Listed records:

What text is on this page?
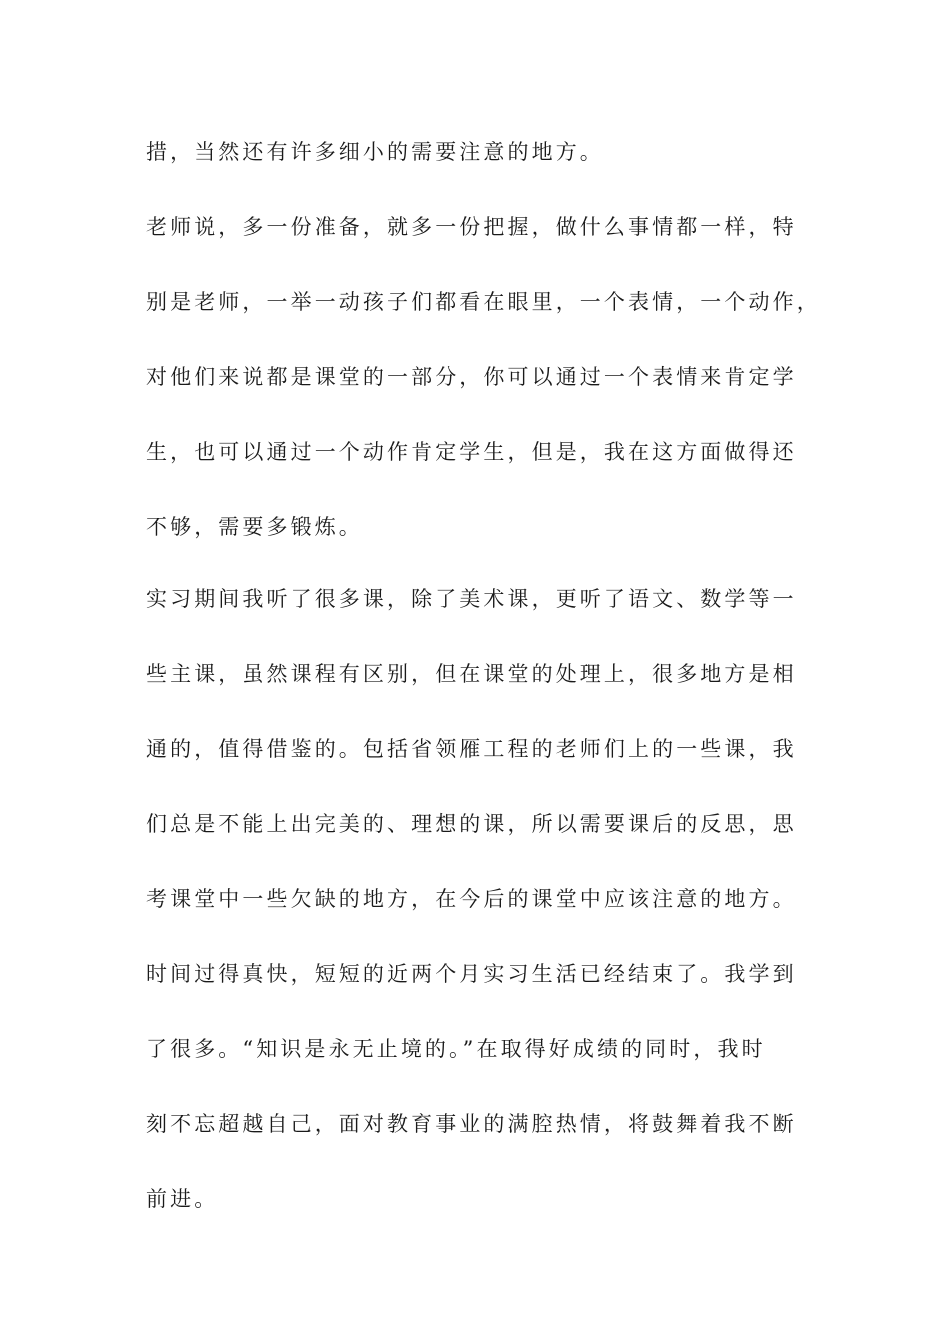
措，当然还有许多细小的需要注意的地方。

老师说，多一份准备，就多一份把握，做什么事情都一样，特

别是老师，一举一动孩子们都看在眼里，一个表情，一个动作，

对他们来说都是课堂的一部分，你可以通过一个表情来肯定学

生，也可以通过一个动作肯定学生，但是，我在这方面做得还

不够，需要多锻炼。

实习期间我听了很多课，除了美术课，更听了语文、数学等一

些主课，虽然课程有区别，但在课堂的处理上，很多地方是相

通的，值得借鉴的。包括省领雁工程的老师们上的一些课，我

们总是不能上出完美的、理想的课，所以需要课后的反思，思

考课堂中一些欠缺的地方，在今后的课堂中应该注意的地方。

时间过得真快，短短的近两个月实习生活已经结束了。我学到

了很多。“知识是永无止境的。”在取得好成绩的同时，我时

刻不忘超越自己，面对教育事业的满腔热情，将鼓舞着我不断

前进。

Your task: Copy the listing word for word, excluding its pictures.

Exercise result:
What text is on this page?
措，当然还有许多细小的需要注意的地方。

老师说，多一份准备，就多一份把握，做什么事情都一样，特

别是老师，一举一动孩子们都看在眼里，一个表情，一个动作，

对他们来说都是课堂的一部分，你可以通过一个表情来肯定学

生，也可以通过一个动作肯定学生，但是，我在这方面做得还

不够，需要多锻炼。

实习期间我听了很多课，除了美术课，更听了语文、数学等一

些主课，虽然课程有区别，但在课堂的处理上，很多地方是相

通的，值得借鉴的。包括省领雁工程的老师们上的一些课，我

们总是不能上出完美的、理想的课，所以需要课后的反思，思

考课堂中一些欠缺的地方，在今后的课堂中应该注意的地方。

时间过得真快，短短的近两个月实习生活已经结束了。我学到

了很多。“知识是永无止境的。”在取得好成绩的同时，我时

刻不忘超越自己，面对教育事业的满腔热情，将鼓舞着我不断

前进。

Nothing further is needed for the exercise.